GIVEN PROBLEM:
Extract all lines from the data beneath that include the word "AGGRAVATED".

RECORDS SHOWN:
□ □ □

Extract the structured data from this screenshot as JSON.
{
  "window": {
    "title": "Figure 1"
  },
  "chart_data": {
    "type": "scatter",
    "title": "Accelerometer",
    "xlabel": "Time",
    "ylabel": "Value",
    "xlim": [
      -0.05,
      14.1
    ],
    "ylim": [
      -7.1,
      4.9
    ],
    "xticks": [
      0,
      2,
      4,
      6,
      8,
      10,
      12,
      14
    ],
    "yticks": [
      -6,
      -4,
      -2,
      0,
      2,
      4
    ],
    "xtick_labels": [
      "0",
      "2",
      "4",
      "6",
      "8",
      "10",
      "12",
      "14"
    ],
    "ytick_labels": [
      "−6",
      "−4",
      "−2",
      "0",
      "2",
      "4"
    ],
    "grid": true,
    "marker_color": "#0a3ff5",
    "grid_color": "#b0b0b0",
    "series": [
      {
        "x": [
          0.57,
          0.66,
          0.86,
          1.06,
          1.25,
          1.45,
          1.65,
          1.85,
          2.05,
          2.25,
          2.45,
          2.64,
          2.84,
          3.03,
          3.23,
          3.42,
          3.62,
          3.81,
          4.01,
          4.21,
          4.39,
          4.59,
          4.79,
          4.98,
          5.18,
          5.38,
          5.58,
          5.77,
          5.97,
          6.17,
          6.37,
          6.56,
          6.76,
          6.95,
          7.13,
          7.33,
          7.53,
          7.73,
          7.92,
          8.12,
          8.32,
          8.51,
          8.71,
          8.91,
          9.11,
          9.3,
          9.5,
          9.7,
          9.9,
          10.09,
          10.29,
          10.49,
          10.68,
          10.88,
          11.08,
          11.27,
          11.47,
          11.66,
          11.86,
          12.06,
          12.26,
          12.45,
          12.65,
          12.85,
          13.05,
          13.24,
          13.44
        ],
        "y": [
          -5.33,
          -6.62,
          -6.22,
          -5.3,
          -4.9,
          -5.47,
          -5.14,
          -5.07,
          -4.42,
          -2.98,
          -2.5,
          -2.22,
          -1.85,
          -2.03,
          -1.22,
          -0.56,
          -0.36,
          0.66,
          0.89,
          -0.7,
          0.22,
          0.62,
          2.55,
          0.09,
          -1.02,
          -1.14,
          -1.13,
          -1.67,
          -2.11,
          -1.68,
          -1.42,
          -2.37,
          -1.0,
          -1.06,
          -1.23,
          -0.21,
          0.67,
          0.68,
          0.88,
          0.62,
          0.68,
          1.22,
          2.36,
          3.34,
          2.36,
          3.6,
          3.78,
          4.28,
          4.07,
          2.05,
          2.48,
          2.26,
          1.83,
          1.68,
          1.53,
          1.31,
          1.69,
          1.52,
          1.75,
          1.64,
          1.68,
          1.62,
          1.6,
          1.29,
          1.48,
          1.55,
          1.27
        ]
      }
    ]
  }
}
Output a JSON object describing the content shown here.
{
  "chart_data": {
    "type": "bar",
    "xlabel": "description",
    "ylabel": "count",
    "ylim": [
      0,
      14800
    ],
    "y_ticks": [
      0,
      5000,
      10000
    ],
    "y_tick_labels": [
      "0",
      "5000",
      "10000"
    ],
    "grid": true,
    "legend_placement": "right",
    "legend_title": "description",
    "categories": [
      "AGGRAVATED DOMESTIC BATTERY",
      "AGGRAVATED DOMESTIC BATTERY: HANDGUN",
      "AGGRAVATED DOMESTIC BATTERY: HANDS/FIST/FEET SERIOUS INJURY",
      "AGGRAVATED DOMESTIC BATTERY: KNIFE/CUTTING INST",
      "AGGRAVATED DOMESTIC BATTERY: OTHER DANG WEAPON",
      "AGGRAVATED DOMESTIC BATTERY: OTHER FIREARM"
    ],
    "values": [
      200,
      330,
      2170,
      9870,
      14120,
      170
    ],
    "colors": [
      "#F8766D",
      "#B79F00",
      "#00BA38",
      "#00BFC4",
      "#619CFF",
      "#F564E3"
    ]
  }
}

□ □ □

RESULT OF THIS TASK:
      "AGGRAVATED DOMESTIC BATTERY",
      "AGGRAVATED DOMESTIC BATTERY: HANDGUN",
      "AGGRAVATED DOMESTIC BATTERY: HANDS/FIST/FEET SERIOUS INJURY",
      "AGGRAVATED DOMESTIC BATTERY: KNIFE/CUTTING INST",
      "AGGRAVATED DOMESTIC BATTERY: OTHER DANG WEAPON",
      "AGGRAVATED DOMESTIC BATTERY: OTHER FIREARM"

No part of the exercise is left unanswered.